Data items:
▼
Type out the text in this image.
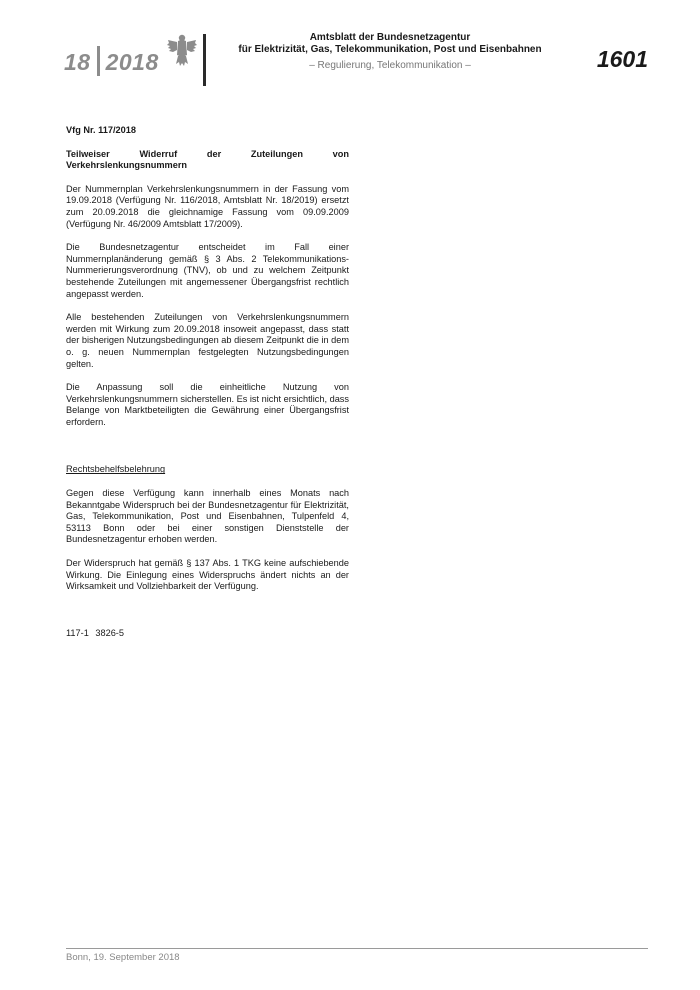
18 2018
Amtsblatt der Bundesnetzagentur
für Elektrizität, Gas, Telekommunikation, Post und Eisenbahnen
– Regulierung, Telekommunikation –	1601

Vfg Nr. 117/2018

Teilweiser Widerruf der Zuteilungen von Verkehrslenkungsnummern

Der Nummernplan Verkehrslenkungsnummern in der Fassung vom 19.09.2018 (Verfügung Nr. 116/2018, Amtsblatt Nr. 18/2019) ersetzt zum 20.09.2018 die gleichnamige Fassung vom 09.09.2009 (Verfügung Nr. 46/2009 Amtsblatt 17/2009).

Die Bundesnetzagentur entscheidet im Fall einer Nummernplanänderung gemäß § 3 Abs. 2 Telekommunikations-Nummerierungsverordnung (TNV), ob und zu welchem Zeitpunkt bestehende Zuteilungen mit angemessener Übergangsfrist rechtlich angepasst werden.

Alle bestehenden Zuteilungen von Verkehrslenkungsnummern werden mit Wirkung zum 20.09.2018 insoweit angepasst, dass statt der bisherigen Nutzungsbedingungen ab diesem Zeitpunkt die in dem o. g. neuen Nummernplan festgelegten Nutzungsbedingungen gelten.

Die Anpassung soll die einheitliche Nutzung von Verkehrslenkungsnummern sicherstellen. Es ist nicht ersichtlich, dass Belange von Marktbeteiligten die Gewährung einer Übergangsfrist erfordern.

Rechtsbehelfsbelehrung

Gegen diese Verfügung kann innerhalb eines Monats nach Bekanntgabe Widerspruch bei der Bundesnetzagentur für Elektrizität, Gas, Telekommunikation, Post und Eisenbahnen, Tulpenfeld 4, 53113 Bonn oder bei einer sonstigen Dienststelle der Bundesnetzagentur erhoben werden.

Der Widerspruch hat gemäß § 137 Abs. 1 TKG keine aufschiebende Wirkung. Die Einlegung eines Widerspruchs ändert nichts an der Wirksamkeit und Vollziehbarkeit der Verfügung.

117-1 3826-5

Bonn, 19. September 2018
▲
What the task requires:
Pull every line containing "Eisenbahnen" from the data.

Answer to this task:
für Elektrizität, Gas, Telekommunikation, Post und Eisenbahnen
Gegen diese Verfügung kann innerhalb eines Monats nach Bekanntgabe Widerspruch bei der Bundesnetzagentur für Elektrizität, Gas, Telekommunikation, Post und Eisenbahnen, Tulpenfeld 4, 53113 Bonn oder bei einer sonstigen Dienststelle der Bundesnetzagentur erhoben werden.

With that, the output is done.